* BEGIN *
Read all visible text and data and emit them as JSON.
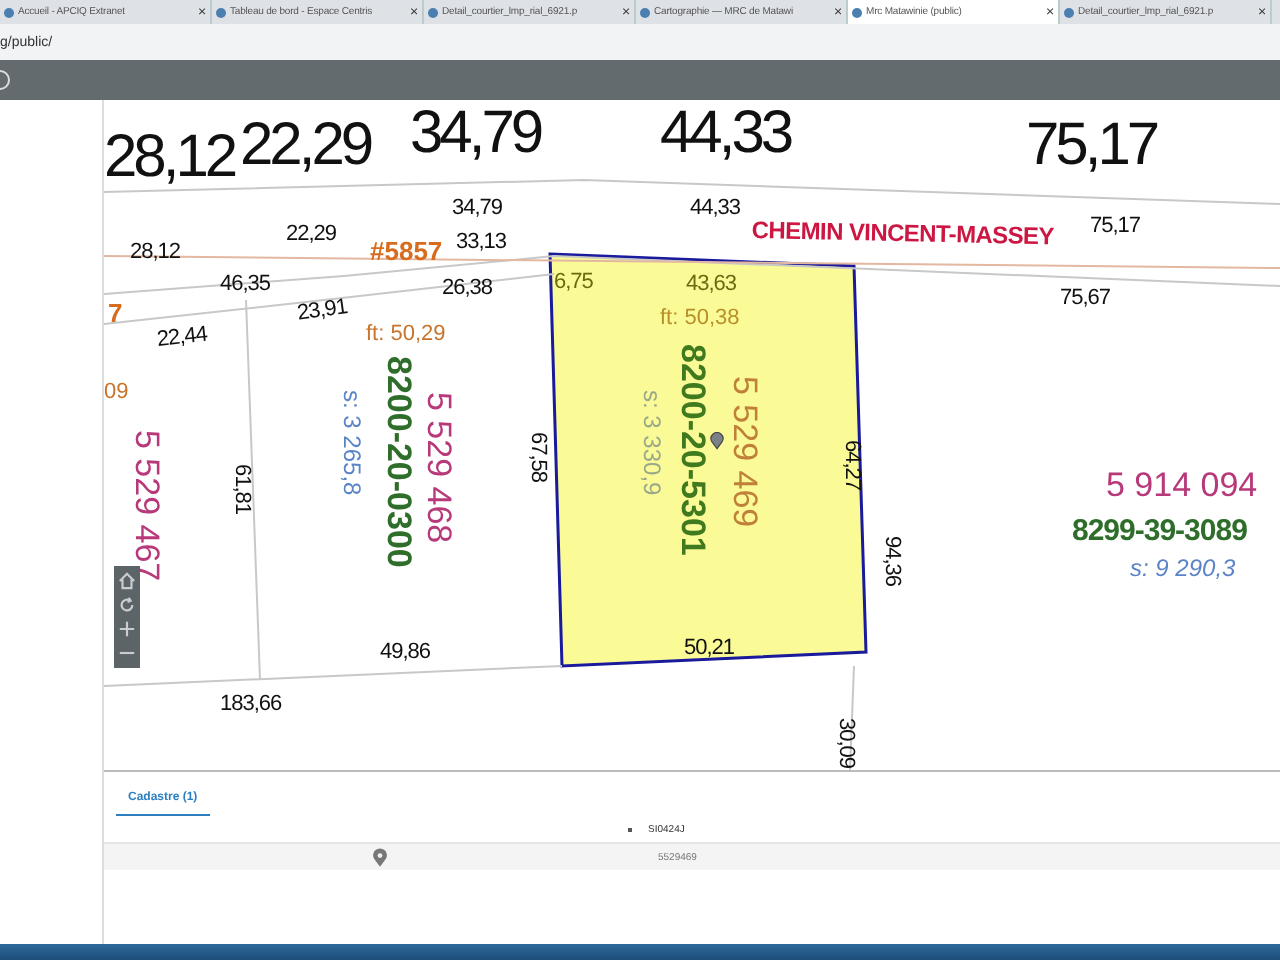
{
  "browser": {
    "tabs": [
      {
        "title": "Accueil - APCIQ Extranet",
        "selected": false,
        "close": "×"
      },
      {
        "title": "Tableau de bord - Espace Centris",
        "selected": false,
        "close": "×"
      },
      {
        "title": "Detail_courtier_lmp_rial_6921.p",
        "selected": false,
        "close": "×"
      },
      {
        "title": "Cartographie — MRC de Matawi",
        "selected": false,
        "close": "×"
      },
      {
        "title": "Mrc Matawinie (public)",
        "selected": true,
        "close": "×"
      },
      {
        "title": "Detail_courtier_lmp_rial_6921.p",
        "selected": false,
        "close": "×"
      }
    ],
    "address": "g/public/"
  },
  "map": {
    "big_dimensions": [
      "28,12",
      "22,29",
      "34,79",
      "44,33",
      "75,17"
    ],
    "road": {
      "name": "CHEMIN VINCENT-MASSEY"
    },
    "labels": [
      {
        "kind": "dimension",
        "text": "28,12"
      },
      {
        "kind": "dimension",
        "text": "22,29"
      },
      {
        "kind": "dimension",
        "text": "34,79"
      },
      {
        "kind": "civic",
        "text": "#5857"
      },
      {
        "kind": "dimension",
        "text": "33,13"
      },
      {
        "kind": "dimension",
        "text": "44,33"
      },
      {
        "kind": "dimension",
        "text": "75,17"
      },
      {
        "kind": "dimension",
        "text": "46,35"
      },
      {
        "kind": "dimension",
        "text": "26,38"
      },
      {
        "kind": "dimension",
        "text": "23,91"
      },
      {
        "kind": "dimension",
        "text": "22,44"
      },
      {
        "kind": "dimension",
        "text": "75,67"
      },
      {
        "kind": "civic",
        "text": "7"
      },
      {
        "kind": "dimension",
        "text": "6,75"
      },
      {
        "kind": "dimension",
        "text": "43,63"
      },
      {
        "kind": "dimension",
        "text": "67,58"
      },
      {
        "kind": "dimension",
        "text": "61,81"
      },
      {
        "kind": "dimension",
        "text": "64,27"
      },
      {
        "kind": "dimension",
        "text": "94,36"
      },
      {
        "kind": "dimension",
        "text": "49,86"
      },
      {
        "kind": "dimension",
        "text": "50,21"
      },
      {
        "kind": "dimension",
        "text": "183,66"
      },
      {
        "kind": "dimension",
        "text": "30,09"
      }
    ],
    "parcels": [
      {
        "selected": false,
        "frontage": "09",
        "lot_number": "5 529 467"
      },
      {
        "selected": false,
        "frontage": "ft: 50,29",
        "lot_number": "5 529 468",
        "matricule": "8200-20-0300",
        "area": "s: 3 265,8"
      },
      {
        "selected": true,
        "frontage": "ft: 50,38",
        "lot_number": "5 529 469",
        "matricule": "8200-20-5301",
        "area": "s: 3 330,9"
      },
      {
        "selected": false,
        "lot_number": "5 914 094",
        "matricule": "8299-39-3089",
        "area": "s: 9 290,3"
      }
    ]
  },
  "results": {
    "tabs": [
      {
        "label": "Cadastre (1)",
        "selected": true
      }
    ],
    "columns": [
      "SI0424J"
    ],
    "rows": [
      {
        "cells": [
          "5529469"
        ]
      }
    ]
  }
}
* END *
Return each line from the material above exactly, but not the pictures.

Read all visible text and data and emit them as JSON.
{
  "browser": {
    "tabs": [
      {
        "title": "Accueil - APCIQ Extranet",
        "selected": false,
        "close": "×"
      },
      {
        "title": "Tableau de bord - Espace Centris",
        "selected": false,
        "close": "×"
      },
      {
        "title": "Detail_courtier_lmp_rial_6921.p",
        "selected": false,
        "close": "×"
      },
      {
        "title": "Cartographie — MRC de Matawi",
        "selected": false,
        "close": "×"
      },
      {
        "title": "Mrc Matawinie (public)",
        "selected": true,
        "close": "×"
      },
      {
        "title": "Detail_courtier_lmp_rial_6921.p",
        "selected": false,
        "close": "×"
      }
    ],
    "address": "g/public/"
  },
  "map": {
    "big_dimensions": [
      "28,12",
      "22,29",
      "34,79",
      "44,33",
      "75,17"
    ],
    "road": {
      "name": "CHEMIN VINCENT-MASSEY"
    },
    "labels": [
      {
        "kind": "dimension",
        "text": "28,12"
      },
      {
        "kind": "dimension",
        "text": "22,29"
      },
      {
        "kind": "dimension",
        "text": "34,79"
      },
      {
        "kind": "civic",
        "text": "#5857"
      },
      {
        "kind": "dimension",
        "text": "33,13"
      },
      {
        "kind": "dimension",
        "text": "44,33"
      },
      {
        "kind": "dimension",
        "text": "75,17"
      },
      {
        "kind": "dimension",
        "text": "46,35"
      },
      {
        "kind": "dimension",
        "text": "26,38"
      },
      {
        "kind": "dimension",
        "text": "23,91"
      },
      {
        "kind": "dimension",
        "text": "22,44"
      },
      {
        "kind": "dimension",
        "text": "75,67"
      },
      {
        "kind": "civic",
        "text": "7"
      },
      {
        "kind": "dimension",
        "text": "6,75"
      },
      {
        "kind": "dimension",
        "text": "43,63"
      },
      {
        "kind": "dimension",
        "text": "67,58"
      },
      {
        "kind": "dimension",
        "text": "61,81"
      },
      {
        "kind": "dimension",
        "text": "64,27"
      },
      {
        "kind": "dimension",
        "text": "94,36"
      },
      {
        "kind": "dimension",
        "text": "49,86"
      },
      {
        "kind": "dimension",
        "text": "50,21"
      },
      {
        "kind": "dimension",
        "text": "183,66"
      },
      {
        "kind": "dimension",
        "text": "30,09"
      }
    ],
    "parcels": [
      {
        "selected": false,
        "frontage": "09",
        "lot_number": "5 529 467"
      },
      {
        "selected": false,
        "frontage": "ft: 50,29",
        "lot_number": "5 529 468",
        "matricule": "8200-20-0300",
        "area": "s: 3 265,8"
      },
      {
        "selected": true,
        "frontage": "ft: 50,38",
        "lot_number": "5 529 469",
        "matricule": "8200-20-5301",
        "area": "s: 3 330,9"
      },
      {
        "selected": false,
        "lot_number": "5 914 094",
        "matricule": "8299-39-3089",
        "area": "s: 9 290,3"
      }
    ]
  },
  "results": {
    "tabs": [
      {
        "label": "Cadastre (1)",
        "selected": true
      }
    ],
    "columns": [
      "SI0424J"
    ],
    "rows": [
      {
        "cells": [
          "5529469"
        ]
      }
    ]
  }
}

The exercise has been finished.